Aim – Count every line that holds the string "ANGLAIS", then give that number alone.
— Start —
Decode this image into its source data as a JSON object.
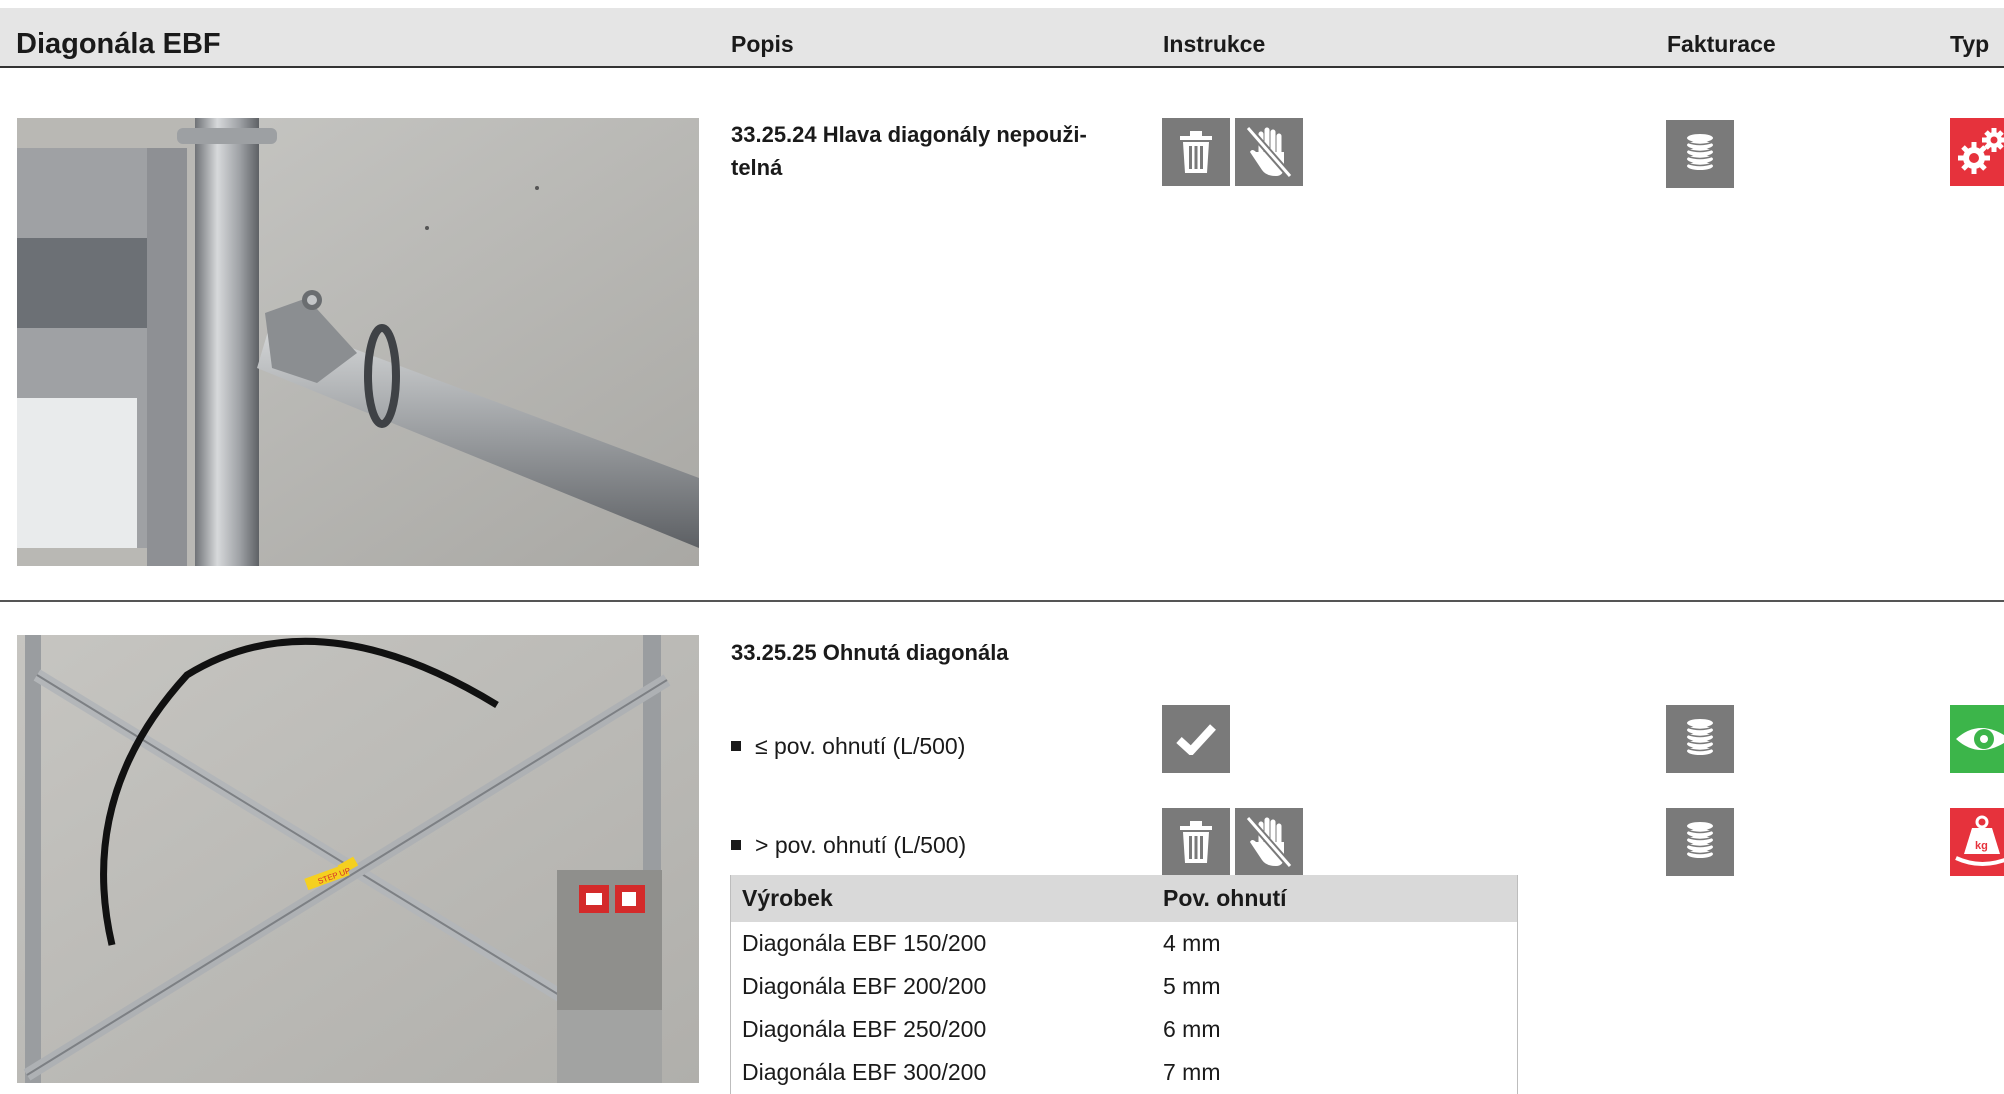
{
  "header": {
    "title": "Diagonála EBF",
    "col_popis": "Popis",
    "col_instrukce": "Instrukce",
    "col_fakturace": "Fakturace",
    "col_typ": "Typ"
  },
  "section1": {
    "title": "33.25.24 Hlava diagonály nepouži-telná",
    "title_line1": "33.25.24 Hlava diagonály nepouži-",
    "title_line2": "telná",
    "instructions": [
      "trash-icon",
      "no-hand-icon"
    ],
    "billing_icon": "coin-stack-icon",
    "type_icon": "gears-icon",
    "type_color": "#e6323c"
  },
  "section2": {
    "title": "33.25.25 Ohnutá diagonála",
    "photo_label": "STEP UP",
    "items": [
      {
        "text": "≤ pov. ohnutí (L/500)",
        "instructions": [
          "check-icon"
        ],
        "billing_icon": "coin-stack-icon",
        "type_icon": "eye-icon",
        "type_color": "#3cb54a"
      },
      {
        "text": "> pov. ohnutí (L/500)",
        "instructions": [
          "trash-icon",
          "no-hand-icon"
        ],
        "billing_icon": "coin-stack-icon",
        "type_icon": "weight-kg-icon",
        "type_label": "kg",
        "type_color": "#e6323c"
      }
    ],
    "table": {
      "headers": [
        "Výrobek",
        "Pov. ohnutí"
      ],
      "rows": [
        [
          "Diagonála EBF 150/200",
          "4 mm"
        ],
        [
          "Diagonála EBF 200/200",
          "5 mm"
        ],
        [
          "Diagonála EBF 250/200",
          "6 mm"
        ],
        [
          "Diagonála EBF 300/200",
          "7 mm"
        ]
      ]
    }
  },
  "colors": {
    "header_bg": "#e5e5e5",
    "icon_gray": "#7a7a7a",
    "red": "#e6323c",
    "green": "#3cb54a"
  }
}
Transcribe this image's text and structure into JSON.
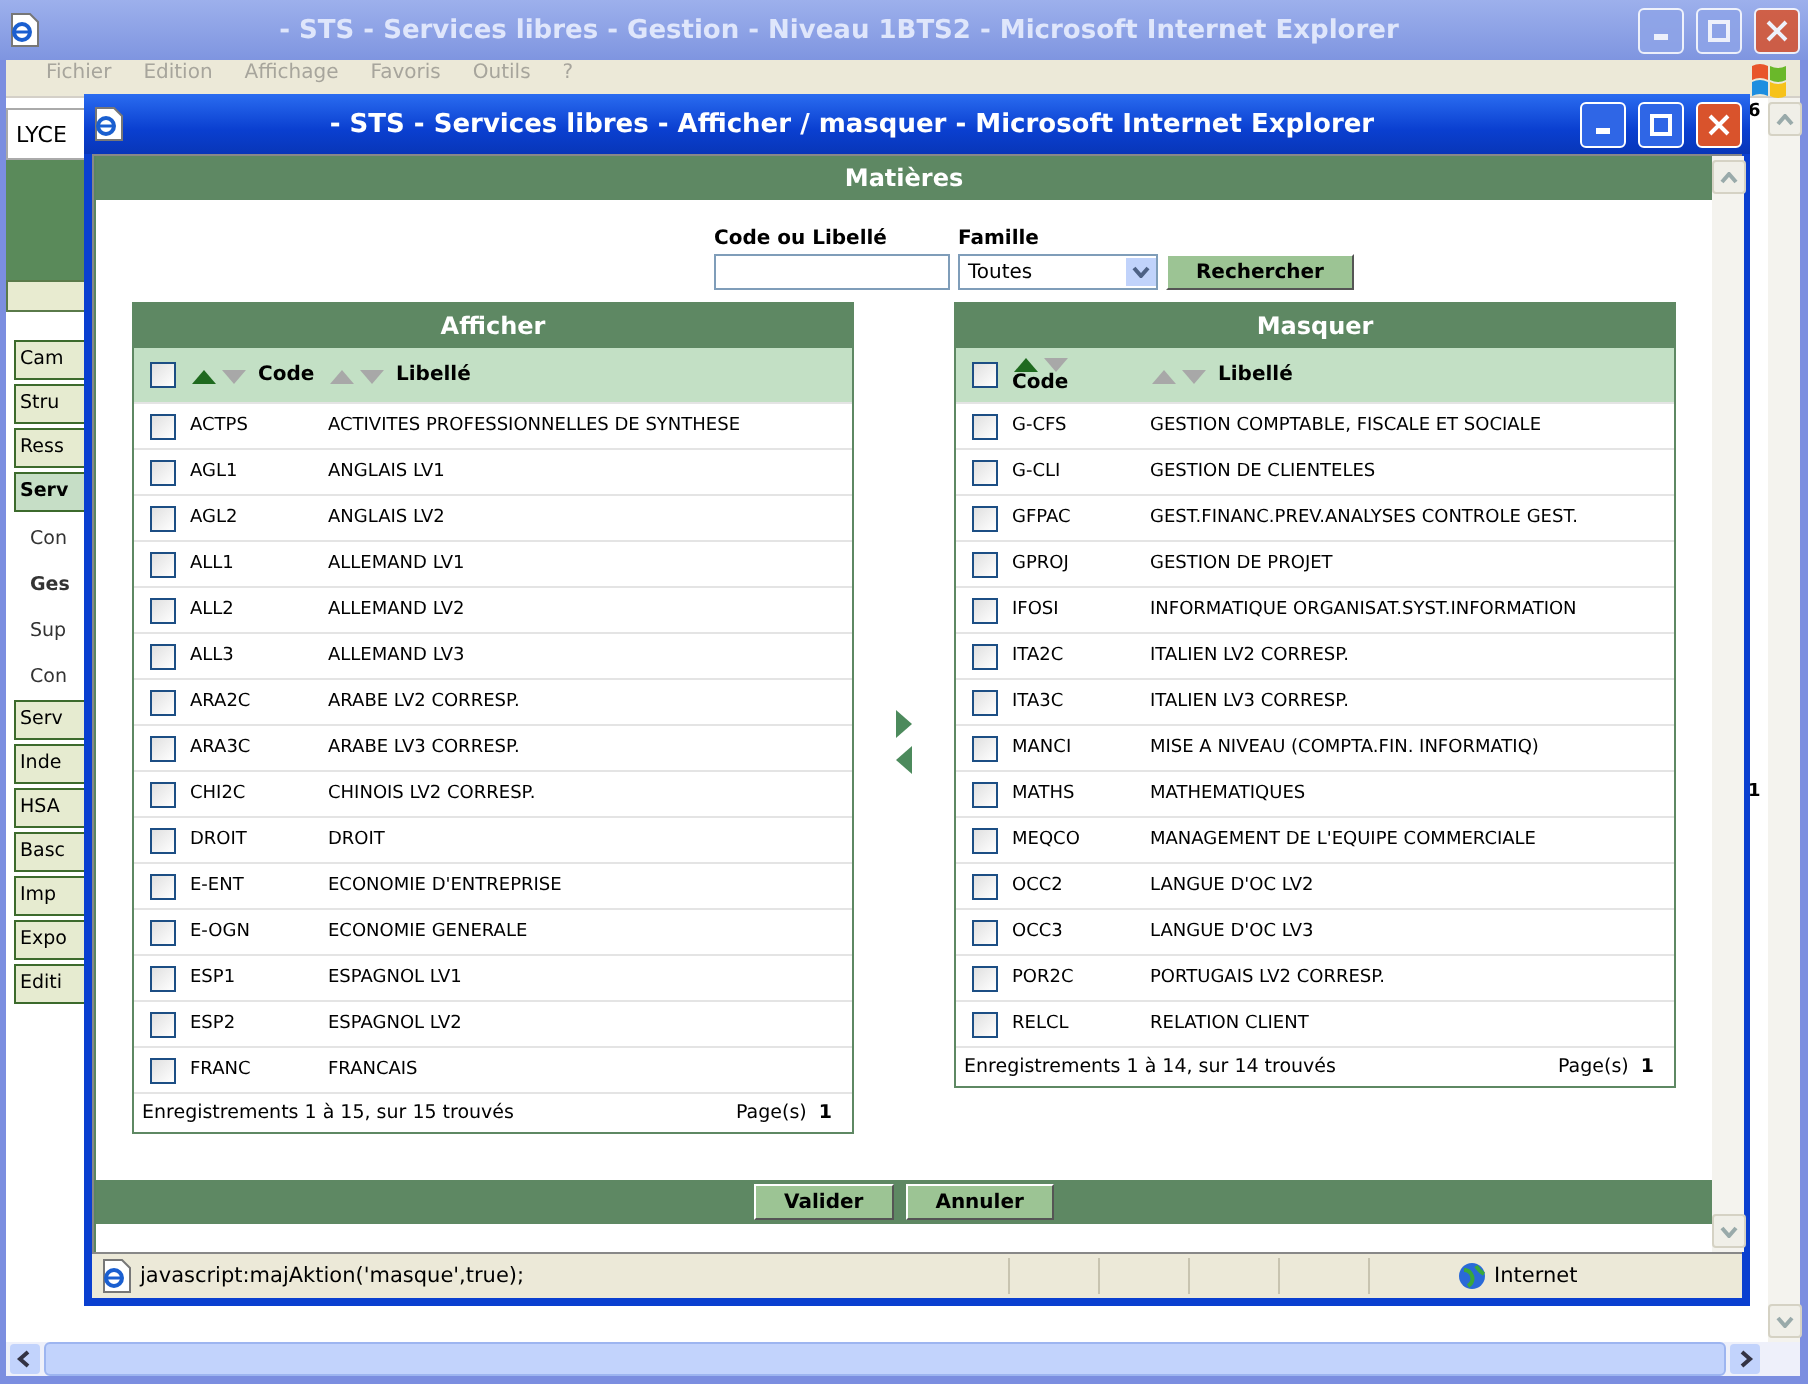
{
  "window": {
    "title": "- STS - Services libres - Gestion - Niveau 1BTS2 - Microsoft Internet Explorer"
  },
  "menu": [
    "Fichier",
    "Edition",
    "Affichage",
    "Favoris",
    "Outils",
    "?"
  ],
  "background": {
    "banner_text": "LYCE",
    "corner_text": "6",
    "side_text": "1",
    "sidebar": [
      {
        "label": "Cam",
        "kind": "section",
        "selected": false
      },
      {
        "label": "Stru",
        "kind": "section",
        "selected": false
      },
      {
        "label": "Ress",
        "kind": "section",
        "selected": false
      },
      {
        "label": "Serv",
        "kind": "section",
        "selected": true
      },
      {
        "label": "Con",
        "kind": "sub",
        "selected": false
      },
      {
        "label": "Ges",
        "kind": "sub",
        "selected": true
      },
      {
        "label": "Sup",
        "kind": "sub",
        "selected": false
      },
      {
        "label": "Con",
        "kind": "sub",
        "selected": false
      },
      {
        "label": "Serv",
        "kind": "section",
        "selected": false
      },
      {
        "label": "Inde",
        "kind": "section",
        "selected": false
      },
      {
        "label": "HSA",
        "kind": "section",
        "selected": false
      },
      {
        "label": "Basc",
        "kind": "section",
        "selected": false
      },
      {
        "label": "Imp",
        "kind": "section",
        "selected": false
      },
      {
        "label": "Expo",
        "kind": "section",
        "selected": false
      },
      {
        "label": "Editi",
        "kind": "section",
        "selected": false
      }
    ]
  },
  "popup": {
    "title": "- STS - Services libres - Afficher / masquer - Microsoft Internet Explorer",
    "heading": "Matières",
    "search": {
      "code_label": "Code ou Libellé",
      "family_label": "Famille",
      "family_value": "Toutes",
      "button": "Rechercher"
    },
    "panels": [
      {
        "title": "Afficher",
        "all_checked": false,
        "columns": [
          {
            "label": "Code",
            "sorted": true
          },
          {
            "label": "Libellé",
            "sorted": false
          }
        ],
        "rows": [
          {
            "code": "ACTPS",
            "label": "ACTIVITES PROFESSIONNELLES DE SYNTHESE",
            "checked": false
          },
          {
            "code": "AGL1",
            "label": "ANGLAIS LV1",
            "checked": false
          },
          {
            "code": "AGL2",
            "label": "ANGLAIS LV2",
            "checked": false
          },
          {
            "code": "ALL1",
            "label": "ALLEMAND LV1",
            "checked": false
          },
          {
            "code": "ALL2",
            "label": "ALLEMAND LV2",
            "checked": false
          },
          {
            "code": "ALL3",
            "label": "ALLEMAND LV3",
            "checked": false
          },
          {
            "code": "ARA2C",
            "label": "ARABE LV2 CORRESP.",
            "checked": false
          },
          {
            "code": "ARA3C",
            "label": "ARABE LV3 CORRESP.",
            "checked": false
          },
          {
            "code": "CHI2C",
            "label": "CHINOIS LV2 CORRESP.",
            "checked": false
          },
          {
            "code": "DROIT",
            "label": "DROIT",
            "checked": false
          },
          {
            "code": "E-ENT",
            "label": "ECONOMIE D'ENTREPRISE",
            "checked": false
          },
          {
            "code": "E-OGN",
            "label": "ECONOMIE GENERALE",
            "checked": false
          },
          {
            "code": "ESP1",
            "label": "ESPAGNOL LV1",
            "checked": false
          },
          {
            "code": "ESP2",
            "label": "ESPAGNOL LV2",
            "checked": false
          },
          {
            "code": "FRANC",
            "label": "FRANCAIS",
            "checked": false
          }
        ],
        "footer": "Enregistrements 1 à 15, sur 15 trouvés",
        "pages_label": "Page(s)",
        "page": "1"
      },
      {
        "title": "Masquer",
        "all_checked": false,
        "columns": [
          {
            "label": "Code",
            "sorted": true
          },
          {
            "label": "Libellé",
            "sorted": false
          }
        ],
        "rows": [
          {
            "code": "G-CFS",
            "label": "GESTION COMPTABLE, FISCALE ET SOCIALE",
            "checked": false
          },
          {
            "code": "G-CLI",
            "label": "GESTION DE CLIENTELES",
            "checked": false
          },
          {
            "code": "GFPAC",
            "label": "GEST.FINANC.PREV.ANALYSES CONTROLE GEST.",
            "checked": false
          },
          {
            "code": "GPROJ",
            "label": "GESTION DE PROJET",
            "checked": false
          },
          {
            "code": "IFOSI",
            "label": "INFORMATIQUE ORGANISAT.SYST.INFORMATION",
            "checked": false
          },
          {
            "code": "ITA2C",
            "label": "ITALIEN LV2 CORRESP.",
            "checked": false
          },
          {
            "code": "ITA3C",
            "label": "ITALIEN LV3 CORRESP.",
            "checked": false
          },
          {
            "code": "MANCI",
            "label": "MISE A NIVEAU (COMPTA.FIN. INFORMATIQ)",
            "checked": false
          },
          {
            "code": "MATHS",
            "label": "MATHEMATIQUES",
            "checked": false
          },
          {
            "code": "MEQCO",
            "label": "MANAGEMENT DE L'EQUIPE COMMERCIALE",
            "checked": false
          },
          {
            "code": "OCC2",
            "label": "LANGUE D'OC LV2",
            "checked": false
          },
          {
            "code": "OCC3",
            "label": "LANGUE D'OC LV3",
            "checked": false
          },
          {
            "code": "POR2C",
            "label": "PORTUGAIS LV2 CORRESP.",
            "checked": false
          },
          {
            "code": "RELCL",
            "label": "RELATION CLIENT",
            "checked": false
          }
        ],
        "footer": "Enregistrements 1 à 14, sur 14 trouvés",
        "pages_label": "Page(s)",
        "page": "1"
      }
    ],
    "buttons": [
      "Valider",
      "Annuler"
    ],
    "status": {
      "text": "javascript:majAktion('masque',true);",
      "zone": "Internet"
    }
  }
}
— End —
Worked answer – 2